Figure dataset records
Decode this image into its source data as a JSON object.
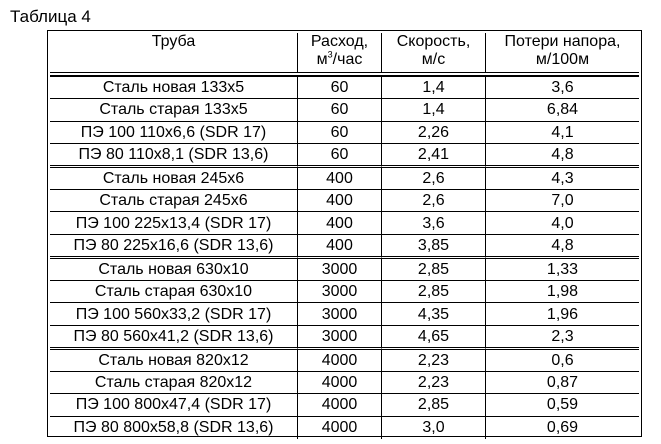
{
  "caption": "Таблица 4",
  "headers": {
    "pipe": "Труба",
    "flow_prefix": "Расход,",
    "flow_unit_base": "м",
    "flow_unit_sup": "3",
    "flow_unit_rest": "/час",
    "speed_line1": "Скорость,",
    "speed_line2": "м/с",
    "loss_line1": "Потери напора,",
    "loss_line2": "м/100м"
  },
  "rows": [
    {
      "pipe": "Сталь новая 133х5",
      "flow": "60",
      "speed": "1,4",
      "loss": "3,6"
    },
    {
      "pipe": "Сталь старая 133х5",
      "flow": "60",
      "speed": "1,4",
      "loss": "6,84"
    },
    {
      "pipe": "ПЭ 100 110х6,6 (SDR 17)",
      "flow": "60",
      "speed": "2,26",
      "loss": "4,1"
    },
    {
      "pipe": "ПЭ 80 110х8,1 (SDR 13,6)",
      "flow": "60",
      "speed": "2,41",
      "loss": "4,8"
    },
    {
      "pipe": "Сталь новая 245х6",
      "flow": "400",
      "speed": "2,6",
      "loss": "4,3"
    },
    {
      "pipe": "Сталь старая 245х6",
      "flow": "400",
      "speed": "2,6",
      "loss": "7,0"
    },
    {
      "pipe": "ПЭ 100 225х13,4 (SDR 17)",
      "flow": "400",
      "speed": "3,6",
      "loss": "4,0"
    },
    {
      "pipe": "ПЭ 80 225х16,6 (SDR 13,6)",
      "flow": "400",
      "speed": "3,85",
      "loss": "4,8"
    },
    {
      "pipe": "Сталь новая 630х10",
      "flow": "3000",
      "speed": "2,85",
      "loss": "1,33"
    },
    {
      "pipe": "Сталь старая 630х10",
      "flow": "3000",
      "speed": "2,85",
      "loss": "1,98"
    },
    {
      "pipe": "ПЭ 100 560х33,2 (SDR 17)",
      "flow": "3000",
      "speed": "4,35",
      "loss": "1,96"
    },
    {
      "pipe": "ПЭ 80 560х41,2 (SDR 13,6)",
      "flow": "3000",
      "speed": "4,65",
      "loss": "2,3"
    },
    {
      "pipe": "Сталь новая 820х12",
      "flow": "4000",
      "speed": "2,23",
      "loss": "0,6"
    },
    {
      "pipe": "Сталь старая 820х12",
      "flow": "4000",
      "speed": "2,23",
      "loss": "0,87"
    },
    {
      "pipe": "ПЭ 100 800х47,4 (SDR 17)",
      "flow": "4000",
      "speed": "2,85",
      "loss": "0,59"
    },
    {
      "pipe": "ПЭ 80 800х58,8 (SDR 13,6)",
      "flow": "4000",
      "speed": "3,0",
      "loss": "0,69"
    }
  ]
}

--

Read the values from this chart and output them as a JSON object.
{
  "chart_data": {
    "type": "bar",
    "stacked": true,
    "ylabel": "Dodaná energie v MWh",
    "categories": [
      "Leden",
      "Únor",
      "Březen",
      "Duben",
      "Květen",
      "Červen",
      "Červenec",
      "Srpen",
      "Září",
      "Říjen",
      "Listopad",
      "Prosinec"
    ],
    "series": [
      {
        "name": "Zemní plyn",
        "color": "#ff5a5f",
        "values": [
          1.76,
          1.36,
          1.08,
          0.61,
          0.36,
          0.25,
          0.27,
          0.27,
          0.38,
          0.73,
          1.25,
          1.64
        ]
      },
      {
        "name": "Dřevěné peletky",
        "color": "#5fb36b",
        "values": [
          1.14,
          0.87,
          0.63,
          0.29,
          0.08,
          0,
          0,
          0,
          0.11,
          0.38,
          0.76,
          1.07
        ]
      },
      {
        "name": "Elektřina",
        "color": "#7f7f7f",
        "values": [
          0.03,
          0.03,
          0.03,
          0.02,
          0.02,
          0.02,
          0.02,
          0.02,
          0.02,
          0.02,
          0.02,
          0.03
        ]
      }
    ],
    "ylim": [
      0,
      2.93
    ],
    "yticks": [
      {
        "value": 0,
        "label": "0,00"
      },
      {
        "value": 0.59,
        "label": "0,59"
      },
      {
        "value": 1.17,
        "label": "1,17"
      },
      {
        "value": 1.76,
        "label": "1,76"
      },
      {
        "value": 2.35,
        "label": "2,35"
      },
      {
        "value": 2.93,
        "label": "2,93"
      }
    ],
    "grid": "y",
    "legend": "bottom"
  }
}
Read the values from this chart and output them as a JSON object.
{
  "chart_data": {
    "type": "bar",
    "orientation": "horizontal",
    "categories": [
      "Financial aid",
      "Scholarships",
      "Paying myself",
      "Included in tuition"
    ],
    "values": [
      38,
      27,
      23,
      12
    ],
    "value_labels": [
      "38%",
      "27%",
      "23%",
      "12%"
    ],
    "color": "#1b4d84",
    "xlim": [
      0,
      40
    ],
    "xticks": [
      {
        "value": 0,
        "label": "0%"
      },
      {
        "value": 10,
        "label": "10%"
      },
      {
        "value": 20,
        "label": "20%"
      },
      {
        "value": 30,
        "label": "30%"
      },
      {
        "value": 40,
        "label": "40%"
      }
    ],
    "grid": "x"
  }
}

= What to produce =
Identify and copy lines that hold the string "новая".

= Output of the exercise =
      "pipe": "Сталь новая 133х5",
      "pipe": "Сталь новая 245х6",
      "pipe": "Сталь новая 630х10",
      "pipe": "Сталь новая 820х12",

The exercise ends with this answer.